▸ MATERIAL

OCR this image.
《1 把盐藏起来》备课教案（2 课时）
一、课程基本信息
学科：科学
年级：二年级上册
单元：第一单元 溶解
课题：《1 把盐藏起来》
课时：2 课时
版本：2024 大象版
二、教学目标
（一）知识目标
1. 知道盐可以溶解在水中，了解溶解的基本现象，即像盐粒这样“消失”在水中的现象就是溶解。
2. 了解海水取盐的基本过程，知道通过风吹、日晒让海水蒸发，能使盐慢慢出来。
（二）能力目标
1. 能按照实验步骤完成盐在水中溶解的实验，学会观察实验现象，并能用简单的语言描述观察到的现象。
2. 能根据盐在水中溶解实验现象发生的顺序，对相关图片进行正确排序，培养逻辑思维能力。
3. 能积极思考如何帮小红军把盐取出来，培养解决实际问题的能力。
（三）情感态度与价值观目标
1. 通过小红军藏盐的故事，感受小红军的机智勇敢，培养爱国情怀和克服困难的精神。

▸ WRITTEN INSTRUCTION
All of the material above needs to be retyped word for word.

▸ ANSWER BELOW
OCR this image.
《1 把盐藏起来》备课教案（2 课时）
一、课程基本信息
学科：科学
年级：二年级上册
单元：第一单元 溶解
课题：《1 把盐藏起来》
课时：2 课时
版本：2024 大象版
二、教学目标
（一）知识目标
1. 知道盐可以溶解在水中，了解溶解的基本现象，即像盐粒这样“消失”在水中的现象就是溶解。
2. 了解海水取盐的基本过程，知道通过风吹、日晒让海水蒸发，能使盐慢慢出来。
（二）能力目标
1. 能按照实验步骤完成盐在水中溶解的实验，学会观察实验现象，并能用简单的语言描述观察到的现象。
2. 能根据盐在水中溶解实验现象发生的顺序，对相关图片进行正确排序，培养逻辑思维能力。
3. 能积极思考如何帮小红军把盐取出来，培养解决实际问题的能力。
（三）情感态度与价值观目标
1. 通过小红军藏盐的故事，感受小红军的机智勇敢，培养爱国情怀和克服困难的精神。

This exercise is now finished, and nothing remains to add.